Copy all lines in which the word "минимальных" can be found.

[START Available data]

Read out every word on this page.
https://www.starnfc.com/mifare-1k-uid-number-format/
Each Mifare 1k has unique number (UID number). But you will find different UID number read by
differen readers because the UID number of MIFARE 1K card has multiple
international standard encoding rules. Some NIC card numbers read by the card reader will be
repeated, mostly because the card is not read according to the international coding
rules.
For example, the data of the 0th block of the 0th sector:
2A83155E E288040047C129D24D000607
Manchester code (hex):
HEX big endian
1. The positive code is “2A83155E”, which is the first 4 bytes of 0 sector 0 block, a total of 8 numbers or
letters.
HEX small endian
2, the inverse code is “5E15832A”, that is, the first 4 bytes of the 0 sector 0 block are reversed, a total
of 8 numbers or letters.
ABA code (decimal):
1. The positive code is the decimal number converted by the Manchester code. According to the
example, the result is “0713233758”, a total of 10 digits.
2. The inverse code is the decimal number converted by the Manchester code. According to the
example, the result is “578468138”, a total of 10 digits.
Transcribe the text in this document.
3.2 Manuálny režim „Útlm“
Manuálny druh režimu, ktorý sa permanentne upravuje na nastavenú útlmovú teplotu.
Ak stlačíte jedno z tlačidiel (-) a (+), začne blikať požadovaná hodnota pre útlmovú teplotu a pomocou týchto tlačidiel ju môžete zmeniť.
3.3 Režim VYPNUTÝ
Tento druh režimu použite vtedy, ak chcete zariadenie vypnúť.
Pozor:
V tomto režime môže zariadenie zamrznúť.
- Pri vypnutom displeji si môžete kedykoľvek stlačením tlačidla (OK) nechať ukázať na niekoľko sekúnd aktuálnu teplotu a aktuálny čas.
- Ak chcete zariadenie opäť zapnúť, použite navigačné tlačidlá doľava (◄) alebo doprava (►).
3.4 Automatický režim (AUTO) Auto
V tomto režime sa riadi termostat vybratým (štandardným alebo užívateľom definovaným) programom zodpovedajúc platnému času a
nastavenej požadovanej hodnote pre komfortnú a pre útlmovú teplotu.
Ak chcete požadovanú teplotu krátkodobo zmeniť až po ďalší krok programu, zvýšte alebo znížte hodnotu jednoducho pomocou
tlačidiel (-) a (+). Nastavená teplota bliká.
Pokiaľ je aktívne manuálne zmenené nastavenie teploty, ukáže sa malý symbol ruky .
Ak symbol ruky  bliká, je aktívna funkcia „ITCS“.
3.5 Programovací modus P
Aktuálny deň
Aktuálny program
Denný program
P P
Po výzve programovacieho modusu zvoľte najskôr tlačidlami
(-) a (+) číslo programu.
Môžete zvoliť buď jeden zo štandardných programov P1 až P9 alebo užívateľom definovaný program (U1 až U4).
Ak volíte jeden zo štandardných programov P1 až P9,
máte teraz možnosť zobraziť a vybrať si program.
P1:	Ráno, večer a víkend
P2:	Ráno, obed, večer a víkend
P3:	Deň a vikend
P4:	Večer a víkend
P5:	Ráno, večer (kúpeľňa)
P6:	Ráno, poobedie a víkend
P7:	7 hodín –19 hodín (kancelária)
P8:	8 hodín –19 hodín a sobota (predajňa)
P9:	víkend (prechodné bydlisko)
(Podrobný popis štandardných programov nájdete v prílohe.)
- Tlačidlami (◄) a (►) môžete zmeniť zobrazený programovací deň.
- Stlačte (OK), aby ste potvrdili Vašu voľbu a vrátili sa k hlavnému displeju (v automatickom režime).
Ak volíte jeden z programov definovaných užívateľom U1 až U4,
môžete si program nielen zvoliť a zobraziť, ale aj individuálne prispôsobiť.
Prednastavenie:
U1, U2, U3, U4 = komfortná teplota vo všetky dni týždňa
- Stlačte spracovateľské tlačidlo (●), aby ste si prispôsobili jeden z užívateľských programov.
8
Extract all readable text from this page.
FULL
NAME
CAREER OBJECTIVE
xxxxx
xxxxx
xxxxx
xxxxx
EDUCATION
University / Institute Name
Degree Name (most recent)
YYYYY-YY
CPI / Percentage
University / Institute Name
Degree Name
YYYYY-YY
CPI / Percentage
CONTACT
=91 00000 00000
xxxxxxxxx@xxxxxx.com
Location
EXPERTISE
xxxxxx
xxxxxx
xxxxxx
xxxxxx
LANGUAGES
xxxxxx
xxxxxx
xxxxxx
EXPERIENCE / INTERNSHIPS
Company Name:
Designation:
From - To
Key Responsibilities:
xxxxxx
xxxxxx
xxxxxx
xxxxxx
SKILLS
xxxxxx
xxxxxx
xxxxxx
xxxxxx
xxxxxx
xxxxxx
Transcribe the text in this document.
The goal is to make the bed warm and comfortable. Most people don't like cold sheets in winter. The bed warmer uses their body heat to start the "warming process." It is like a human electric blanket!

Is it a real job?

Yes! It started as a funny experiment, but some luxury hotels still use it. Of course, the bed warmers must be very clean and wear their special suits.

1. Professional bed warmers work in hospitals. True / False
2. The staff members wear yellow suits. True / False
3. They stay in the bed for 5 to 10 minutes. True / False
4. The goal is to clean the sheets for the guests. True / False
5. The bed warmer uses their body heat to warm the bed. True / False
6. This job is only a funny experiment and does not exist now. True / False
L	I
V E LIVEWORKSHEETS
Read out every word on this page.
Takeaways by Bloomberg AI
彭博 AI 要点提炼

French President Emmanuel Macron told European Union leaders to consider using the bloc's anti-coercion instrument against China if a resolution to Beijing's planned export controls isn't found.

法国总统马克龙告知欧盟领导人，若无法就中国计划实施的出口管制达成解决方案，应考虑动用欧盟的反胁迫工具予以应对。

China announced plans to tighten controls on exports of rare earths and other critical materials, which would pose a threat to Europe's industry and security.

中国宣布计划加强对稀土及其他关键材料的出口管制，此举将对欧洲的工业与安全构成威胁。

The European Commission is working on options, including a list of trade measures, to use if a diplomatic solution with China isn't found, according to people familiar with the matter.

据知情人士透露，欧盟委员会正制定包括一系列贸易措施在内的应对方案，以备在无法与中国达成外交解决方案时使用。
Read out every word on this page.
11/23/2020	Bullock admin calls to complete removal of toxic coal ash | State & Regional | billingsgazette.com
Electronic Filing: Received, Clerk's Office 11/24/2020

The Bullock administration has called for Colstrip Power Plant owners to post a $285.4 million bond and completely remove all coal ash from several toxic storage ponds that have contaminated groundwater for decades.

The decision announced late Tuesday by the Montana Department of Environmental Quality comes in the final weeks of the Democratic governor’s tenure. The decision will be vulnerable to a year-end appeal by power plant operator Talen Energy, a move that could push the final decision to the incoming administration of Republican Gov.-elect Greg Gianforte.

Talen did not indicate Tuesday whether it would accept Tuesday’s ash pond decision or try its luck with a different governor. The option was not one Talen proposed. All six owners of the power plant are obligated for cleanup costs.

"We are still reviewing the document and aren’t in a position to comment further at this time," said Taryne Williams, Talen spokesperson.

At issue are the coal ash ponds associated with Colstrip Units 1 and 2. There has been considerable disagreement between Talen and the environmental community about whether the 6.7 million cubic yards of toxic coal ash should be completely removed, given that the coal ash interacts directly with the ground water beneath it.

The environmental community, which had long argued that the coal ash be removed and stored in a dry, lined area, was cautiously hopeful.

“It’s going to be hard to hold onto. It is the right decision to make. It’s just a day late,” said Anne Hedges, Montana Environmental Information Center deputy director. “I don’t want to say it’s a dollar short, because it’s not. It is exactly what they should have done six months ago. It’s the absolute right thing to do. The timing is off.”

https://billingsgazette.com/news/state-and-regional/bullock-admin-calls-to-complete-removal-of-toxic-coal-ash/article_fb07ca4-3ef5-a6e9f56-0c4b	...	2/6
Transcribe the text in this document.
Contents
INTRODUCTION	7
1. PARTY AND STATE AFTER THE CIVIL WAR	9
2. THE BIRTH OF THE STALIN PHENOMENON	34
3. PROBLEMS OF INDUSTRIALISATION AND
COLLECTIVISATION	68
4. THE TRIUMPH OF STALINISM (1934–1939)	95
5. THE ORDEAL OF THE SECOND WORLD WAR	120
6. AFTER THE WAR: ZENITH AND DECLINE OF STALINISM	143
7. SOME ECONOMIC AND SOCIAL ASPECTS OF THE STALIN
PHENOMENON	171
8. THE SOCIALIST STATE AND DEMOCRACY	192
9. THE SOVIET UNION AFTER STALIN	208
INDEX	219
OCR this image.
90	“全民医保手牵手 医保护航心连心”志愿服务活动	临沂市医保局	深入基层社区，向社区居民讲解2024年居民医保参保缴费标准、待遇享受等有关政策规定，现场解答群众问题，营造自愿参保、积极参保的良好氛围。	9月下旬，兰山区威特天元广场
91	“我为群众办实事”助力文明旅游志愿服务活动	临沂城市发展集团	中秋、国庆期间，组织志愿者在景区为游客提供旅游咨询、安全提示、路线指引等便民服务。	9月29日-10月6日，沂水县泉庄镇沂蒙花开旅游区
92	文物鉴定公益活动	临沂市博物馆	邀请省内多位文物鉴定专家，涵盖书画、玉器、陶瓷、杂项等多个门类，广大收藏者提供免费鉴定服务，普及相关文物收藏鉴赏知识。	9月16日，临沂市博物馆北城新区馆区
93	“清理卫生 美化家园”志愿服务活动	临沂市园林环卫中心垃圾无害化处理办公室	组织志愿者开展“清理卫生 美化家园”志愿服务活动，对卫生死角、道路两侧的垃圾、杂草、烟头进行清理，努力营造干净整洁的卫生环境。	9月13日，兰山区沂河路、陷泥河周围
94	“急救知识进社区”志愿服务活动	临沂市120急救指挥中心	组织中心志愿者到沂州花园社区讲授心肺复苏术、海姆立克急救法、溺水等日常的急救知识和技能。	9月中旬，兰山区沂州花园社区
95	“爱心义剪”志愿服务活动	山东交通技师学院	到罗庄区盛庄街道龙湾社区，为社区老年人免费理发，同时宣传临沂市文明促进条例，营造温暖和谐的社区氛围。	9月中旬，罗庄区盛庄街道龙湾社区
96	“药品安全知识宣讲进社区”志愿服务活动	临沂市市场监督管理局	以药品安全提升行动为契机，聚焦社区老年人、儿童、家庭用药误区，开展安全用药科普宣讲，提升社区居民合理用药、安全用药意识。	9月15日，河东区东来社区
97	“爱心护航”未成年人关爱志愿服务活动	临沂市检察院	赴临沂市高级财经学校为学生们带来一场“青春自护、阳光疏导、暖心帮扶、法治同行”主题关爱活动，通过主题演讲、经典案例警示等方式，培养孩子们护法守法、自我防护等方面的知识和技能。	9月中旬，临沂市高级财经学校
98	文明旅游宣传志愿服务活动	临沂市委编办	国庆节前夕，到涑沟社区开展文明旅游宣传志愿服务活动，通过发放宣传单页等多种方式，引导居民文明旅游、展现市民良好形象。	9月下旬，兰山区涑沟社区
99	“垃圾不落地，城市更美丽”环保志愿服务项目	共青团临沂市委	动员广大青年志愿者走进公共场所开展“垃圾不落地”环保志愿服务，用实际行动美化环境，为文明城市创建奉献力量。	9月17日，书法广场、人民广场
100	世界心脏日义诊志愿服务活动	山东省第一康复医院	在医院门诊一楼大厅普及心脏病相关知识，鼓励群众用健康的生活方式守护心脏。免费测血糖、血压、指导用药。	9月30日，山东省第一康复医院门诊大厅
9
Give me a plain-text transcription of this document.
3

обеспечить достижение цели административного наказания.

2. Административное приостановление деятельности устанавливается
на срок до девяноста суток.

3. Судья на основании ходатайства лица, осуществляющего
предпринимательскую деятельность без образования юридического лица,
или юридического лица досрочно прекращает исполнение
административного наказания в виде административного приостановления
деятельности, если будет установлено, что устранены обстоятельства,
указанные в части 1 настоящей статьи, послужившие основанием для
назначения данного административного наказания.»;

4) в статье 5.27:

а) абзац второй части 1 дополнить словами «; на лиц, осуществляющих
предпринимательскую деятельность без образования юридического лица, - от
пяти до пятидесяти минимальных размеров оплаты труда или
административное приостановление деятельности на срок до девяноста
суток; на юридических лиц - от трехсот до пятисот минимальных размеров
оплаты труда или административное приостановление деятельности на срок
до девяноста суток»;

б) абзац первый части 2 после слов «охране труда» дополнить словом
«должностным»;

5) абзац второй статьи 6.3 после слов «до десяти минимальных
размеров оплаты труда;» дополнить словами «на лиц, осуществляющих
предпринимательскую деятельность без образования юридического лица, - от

[END Available data]

(Final answer):
пяти до пятидесяти минимальных размеров оплаты труда или
суток; на юридических лиц - от трехсот до пятисот минимальных размеров
5) абзац второй статьи 6.3 после слов «до десяти минимальных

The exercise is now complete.